(Provided data):
==========
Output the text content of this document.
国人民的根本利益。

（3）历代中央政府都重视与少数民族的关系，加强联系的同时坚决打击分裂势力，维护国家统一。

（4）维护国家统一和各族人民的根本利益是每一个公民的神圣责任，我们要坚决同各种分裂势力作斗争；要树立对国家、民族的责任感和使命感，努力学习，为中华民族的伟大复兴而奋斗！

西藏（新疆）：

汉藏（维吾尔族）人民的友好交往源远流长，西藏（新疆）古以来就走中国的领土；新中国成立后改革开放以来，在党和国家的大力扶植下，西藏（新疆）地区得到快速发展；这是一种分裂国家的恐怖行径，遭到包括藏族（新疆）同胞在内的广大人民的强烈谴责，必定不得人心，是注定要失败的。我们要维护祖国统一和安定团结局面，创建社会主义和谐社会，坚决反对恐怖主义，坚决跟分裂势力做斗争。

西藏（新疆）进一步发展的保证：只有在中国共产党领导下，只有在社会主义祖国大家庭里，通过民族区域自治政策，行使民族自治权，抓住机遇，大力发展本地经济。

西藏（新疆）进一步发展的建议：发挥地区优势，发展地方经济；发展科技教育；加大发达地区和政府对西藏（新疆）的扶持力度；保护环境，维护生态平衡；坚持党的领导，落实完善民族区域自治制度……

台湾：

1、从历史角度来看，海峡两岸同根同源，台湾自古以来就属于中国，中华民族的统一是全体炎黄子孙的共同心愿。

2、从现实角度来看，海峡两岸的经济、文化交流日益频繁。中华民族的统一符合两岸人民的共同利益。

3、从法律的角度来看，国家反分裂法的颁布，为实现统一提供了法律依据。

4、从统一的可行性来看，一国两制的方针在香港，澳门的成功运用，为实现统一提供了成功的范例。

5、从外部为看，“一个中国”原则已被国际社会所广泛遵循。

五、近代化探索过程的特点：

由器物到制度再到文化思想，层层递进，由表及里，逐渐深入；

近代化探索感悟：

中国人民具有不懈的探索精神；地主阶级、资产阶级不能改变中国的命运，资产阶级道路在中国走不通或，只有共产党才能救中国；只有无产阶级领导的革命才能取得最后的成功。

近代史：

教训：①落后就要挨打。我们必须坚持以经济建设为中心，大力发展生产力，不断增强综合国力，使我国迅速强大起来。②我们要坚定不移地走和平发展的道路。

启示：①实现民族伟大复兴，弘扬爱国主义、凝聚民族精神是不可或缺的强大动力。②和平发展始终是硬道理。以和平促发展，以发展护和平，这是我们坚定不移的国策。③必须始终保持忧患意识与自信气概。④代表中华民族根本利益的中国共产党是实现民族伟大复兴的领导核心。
==========
(Goal): Output the entries verbatim.

(Final result):
Output the text content of this document.
国人民的根本利益。

（3）历代中央政府都重视与少数民族的关系，加强联系的同时坚决打击分裂势力，维护国家统一。

（4）维护国家统一和各族人民的根本利益是每一个公民的神圣责任，我们要坚决同各种分裂势力作斗争；要树立对国家、民族的责任感和使命感，努力学习，为中华民族的伟大复兴而奋斗！

西藏（新疆）：

汉藏（维吾尔族）人民的友好交往源远流长，西藏（新疆）古以来就走中国的领土；新中国成立后改革开放以来，在党和国家的大力扶植下，西藏（新疆）地区得到快速发展；这是一种分裂国家的恐怖行径，遭到包括藏族（新疆）同胞在内的广大人民的强烈谴责，必定不得人心，是注定要失败的。我们要维护祖国统一和安定团结局面，创建社会主义和谐社会，坚决反对恐怖主义，坚决跟分裂势力做斗争。

西藏（新疆）进一步发展的保证：只有在中国共产党领导下，只有在社会主义祖国大家庭里，通过民族区域自治政策，行使民族自治权，抓住机遇，大力发展本地经济。

西藏（新疆）进一步发展的建议：发挥地区优势，发展地方经济；发展科技教育；加大发达地区和政府对西藏（新疆）的扶持力度；保护环境，维护生态平衡；坚持党的领导，落实完善民族区域自治制度……

台湾：

1、从历史角度来看，海峡两岸同根同源，台湾自古以来就属于中国，中华民族的统一是全体炎黄子孙的共同心愿。

2、从现实角度来看，海峡两岸的经济、文化交流日益频繁。中华民族的统一符合两岸人民的共同利益。

3、从法律的角度来看，国家反分裂法的颁布，为实现统一提供了法律依据。

4、从统一的可行性来看，一国两制的方针在香港，澳门的成功运用，为实现统一提供了成功的范例。

5、从外部为看，“一个中国”原则已被国际社会所广泛遵循。

五、近代化探索过程的特点：

由器物到制度再到文化思想，层层递进，由表及里，逐渐深入；

近代化探索感悟：

中国人民具有不懈的探索精神；地主阶级、资产阶级不能改变中国的命运，资产阶级道路在中国走不通或，只有共产党才能救中国；只有无产阶级领导的革命才能取得最后的成功。

近代史：

教训：①落后就要挨打。我们必须坚持以经济建设为中心，大力发展生产力，不断增强综合国力，使我国迅速强大起来。②我们要坚定不移地走和平发展的道路。

启示：①实现民族伟大复兴，弘扬爱国主义、凝聚民族精神是不可或缺的强大动力。②和平发展始终是硬道理。以和平促发展，以发展护和平，这是我们坚定不移的国策。③必须始终保持忧患意识与自信气概。④代表中华民族根本利益的中国共产党是实现民族伟大复兴的领导核心。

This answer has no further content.